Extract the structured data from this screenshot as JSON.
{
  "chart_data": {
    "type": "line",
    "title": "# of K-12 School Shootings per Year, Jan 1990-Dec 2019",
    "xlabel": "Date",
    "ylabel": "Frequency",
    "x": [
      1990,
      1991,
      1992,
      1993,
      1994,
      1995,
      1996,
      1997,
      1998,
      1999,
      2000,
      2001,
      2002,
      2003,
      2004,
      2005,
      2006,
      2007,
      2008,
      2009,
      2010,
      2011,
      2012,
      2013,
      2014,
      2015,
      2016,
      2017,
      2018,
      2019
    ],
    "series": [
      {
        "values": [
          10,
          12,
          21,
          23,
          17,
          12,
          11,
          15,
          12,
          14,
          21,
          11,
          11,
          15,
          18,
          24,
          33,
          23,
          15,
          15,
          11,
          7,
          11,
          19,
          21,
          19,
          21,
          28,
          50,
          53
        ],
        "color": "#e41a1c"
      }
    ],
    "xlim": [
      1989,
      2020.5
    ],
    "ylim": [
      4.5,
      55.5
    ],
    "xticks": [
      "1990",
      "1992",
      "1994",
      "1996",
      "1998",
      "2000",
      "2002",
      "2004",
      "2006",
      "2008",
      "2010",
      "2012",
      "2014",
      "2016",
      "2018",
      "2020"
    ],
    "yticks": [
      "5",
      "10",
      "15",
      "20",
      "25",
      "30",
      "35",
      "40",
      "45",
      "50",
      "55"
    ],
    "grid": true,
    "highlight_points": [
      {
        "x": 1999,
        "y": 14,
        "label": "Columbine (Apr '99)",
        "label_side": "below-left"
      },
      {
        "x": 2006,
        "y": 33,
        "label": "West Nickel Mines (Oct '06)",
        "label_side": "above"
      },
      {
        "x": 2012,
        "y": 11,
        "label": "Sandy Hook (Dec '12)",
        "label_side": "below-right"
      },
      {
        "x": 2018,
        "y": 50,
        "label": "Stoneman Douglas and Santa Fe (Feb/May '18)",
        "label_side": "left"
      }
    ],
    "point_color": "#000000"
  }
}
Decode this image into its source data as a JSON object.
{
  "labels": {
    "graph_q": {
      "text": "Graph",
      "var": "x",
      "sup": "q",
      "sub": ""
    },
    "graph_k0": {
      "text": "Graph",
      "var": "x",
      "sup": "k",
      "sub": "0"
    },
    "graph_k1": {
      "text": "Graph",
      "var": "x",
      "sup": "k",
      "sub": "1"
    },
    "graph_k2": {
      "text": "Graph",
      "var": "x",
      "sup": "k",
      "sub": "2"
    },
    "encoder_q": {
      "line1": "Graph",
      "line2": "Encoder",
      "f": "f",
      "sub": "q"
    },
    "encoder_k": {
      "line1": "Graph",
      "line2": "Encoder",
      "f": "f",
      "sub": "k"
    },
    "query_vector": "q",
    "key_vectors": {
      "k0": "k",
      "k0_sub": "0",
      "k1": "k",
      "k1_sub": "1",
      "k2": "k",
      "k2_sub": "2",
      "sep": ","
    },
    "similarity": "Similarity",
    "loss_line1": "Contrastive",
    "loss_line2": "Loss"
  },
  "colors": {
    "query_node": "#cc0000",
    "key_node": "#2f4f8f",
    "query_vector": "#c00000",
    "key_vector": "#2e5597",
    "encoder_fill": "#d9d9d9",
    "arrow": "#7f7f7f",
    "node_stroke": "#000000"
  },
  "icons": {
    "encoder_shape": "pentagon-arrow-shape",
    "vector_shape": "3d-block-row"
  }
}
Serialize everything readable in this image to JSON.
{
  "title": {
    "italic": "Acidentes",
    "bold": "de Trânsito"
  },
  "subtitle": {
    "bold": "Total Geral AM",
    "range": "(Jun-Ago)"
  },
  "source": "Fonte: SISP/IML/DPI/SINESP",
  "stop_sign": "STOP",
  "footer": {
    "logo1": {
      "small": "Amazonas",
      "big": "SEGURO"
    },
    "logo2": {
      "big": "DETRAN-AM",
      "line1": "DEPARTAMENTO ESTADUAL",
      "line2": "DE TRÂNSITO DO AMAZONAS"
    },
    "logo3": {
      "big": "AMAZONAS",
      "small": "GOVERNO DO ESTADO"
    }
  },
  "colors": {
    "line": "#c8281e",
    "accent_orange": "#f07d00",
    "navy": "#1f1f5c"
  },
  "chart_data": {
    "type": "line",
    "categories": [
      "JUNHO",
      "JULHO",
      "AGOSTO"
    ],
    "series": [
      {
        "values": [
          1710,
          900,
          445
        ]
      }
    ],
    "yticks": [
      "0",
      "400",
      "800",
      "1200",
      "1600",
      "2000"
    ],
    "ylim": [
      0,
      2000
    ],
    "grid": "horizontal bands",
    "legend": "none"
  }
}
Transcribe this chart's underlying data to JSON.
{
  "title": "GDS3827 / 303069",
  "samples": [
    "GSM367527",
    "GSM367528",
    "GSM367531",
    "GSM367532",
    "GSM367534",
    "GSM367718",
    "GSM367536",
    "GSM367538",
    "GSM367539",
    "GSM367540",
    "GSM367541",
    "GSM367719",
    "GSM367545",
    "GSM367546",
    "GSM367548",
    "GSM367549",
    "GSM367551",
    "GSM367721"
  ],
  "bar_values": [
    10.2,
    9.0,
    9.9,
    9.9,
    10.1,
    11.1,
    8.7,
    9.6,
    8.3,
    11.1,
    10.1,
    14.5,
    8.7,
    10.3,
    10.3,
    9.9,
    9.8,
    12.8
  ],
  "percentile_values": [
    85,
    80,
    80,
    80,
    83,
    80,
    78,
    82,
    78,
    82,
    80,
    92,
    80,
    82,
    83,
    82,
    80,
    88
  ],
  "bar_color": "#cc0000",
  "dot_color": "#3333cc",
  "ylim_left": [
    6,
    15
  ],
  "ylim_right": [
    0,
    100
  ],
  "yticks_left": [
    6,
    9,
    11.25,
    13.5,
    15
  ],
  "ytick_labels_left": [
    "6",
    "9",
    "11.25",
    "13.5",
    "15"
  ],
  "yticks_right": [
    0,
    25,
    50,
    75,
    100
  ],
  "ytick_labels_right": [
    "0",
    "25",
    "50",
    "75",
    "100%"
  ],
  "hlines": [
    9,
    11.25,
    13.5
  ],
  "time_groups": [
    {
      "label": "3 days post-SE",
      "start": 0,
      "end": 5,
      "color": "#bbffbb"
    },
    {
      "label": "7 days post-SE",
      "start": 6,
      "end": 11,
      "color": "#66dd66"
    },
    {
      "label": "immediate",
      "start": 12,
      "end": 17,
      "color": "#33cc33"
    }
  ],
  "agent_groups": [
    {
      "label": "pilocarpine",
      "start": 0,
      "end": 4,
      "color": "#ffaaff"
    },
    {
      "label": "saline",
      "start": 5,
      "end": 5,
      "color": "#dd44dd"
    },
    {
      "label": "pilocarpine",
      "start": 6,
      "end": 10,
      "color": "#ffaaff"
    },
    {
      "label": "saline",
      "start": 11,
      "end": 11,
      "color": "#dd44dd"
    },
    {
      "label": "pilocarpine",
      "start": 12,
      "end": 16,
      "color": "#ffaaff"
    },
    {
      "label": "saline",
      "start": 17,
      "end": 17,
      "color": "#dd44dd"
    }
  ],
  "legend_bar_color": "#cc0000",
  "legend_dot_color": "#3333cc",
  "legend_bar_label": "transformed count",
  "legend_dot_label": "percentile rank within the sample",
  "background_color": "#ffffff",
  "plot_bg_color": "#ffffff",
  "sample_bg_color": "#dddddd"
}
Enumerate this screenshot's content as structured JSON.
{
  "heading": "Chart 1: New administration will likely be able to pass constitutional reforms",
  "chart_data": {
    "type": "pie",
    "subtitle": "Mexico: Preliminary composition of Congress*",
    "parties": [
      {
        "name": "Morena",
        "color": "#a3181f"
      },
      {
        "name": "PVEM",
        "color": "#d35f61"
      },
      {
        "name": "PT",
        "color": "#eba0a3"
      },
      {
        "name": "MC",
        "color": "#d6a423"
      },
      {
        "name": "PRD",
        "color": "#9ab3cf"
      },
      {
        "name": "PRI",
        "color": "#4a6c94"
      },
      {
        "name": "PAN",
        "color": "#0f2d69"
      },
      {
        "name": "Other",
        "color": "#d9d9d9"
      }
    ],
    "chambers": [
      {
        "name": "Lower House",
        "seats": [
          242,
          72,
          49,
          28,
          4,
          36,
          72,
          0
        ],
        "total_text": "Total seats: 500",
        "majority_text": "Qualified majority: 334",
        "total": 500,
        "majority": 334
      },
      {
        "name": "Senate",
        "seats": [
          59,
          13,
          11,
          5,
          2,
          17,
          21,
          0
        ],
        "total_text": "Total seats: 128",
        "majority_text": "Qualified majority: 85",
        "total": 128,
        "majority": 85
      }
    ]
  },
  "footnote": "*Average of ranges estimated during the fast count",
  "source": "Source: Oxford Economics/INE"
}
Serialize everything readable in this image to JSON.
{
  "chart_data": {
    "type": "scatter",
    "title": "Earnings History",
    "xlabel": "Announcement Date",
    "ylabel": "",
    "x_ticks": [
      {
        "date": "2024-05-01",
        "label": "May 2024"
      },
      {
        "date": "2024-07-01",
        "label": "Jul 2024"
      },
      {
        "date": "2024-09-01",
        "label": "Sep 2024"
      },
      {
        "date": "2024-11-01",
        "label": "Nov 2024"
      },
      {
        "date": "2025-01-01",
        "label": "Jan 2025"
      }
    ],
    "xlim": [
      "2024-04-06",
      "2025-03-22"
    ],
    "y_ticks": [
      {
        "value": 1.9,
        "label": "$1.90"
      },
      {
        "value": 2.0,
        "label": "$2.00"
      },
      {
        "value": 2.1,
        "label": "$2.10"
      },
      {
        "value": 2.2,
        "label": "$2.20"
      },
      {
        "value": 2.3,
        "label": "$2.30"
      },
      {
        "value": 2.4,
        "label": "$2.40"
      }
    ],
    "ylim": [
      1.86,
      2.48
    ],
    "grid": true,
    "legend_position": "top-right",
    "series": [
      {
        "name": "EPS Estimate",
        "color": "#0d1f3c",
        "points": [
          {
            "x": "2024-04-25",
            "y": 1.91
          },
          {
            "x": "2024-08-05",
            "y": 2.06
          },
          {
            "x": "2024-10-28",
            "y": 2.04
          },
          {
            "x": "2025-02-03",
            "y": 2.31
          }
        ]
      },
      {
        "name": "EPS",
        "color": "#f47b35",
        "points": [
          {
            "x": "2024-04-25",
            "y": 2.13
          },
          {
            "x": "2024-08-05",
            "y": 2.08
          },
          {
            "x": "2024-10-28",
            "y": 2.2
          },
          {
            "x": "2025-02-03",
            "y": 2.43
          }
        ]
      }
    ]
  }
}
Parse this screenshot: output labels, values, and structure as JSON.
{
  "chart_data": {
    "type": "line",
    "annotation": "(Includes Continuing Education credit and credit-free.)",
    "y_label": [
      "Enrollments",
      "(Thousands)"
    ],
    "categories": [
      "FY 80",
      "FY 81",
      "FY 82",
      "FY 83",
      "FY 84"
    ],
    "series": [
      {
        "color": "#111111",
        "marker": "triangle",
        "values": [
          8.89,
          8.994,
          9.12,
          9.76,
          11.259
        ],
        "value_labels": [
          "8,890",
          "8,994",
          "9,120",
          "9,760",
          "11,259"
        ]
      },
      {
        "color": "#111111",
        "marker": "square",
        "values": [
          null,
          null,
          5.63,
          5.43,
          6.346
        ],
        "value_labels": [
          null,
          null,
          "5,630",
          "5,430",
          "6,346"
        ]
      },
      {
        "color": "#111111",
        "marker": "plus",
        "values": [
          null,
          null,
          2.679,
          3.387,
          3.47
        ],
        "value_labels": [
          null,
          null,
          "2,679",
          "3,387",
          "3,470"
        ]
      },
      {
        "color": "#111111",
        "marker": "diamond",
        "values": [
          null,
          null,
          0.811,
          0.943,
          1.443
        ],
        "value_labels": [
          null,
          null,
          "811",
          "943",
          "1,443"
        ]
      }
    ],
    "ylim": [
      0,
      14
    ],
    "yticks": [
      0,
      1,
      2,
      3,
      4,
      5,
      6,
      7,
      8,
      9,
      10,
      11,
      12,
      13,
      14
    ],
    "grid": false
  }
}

* * * * * * * * *

Written exercise ▸ Extract every line containing the string "screenshot" from the material.

Result of this task ▸
Extract the structured data from this screenshot as JSON.
Enumerate this screenshot's content as structured JSON.
Parse this screenshot: output labels, values, and structure as JSON.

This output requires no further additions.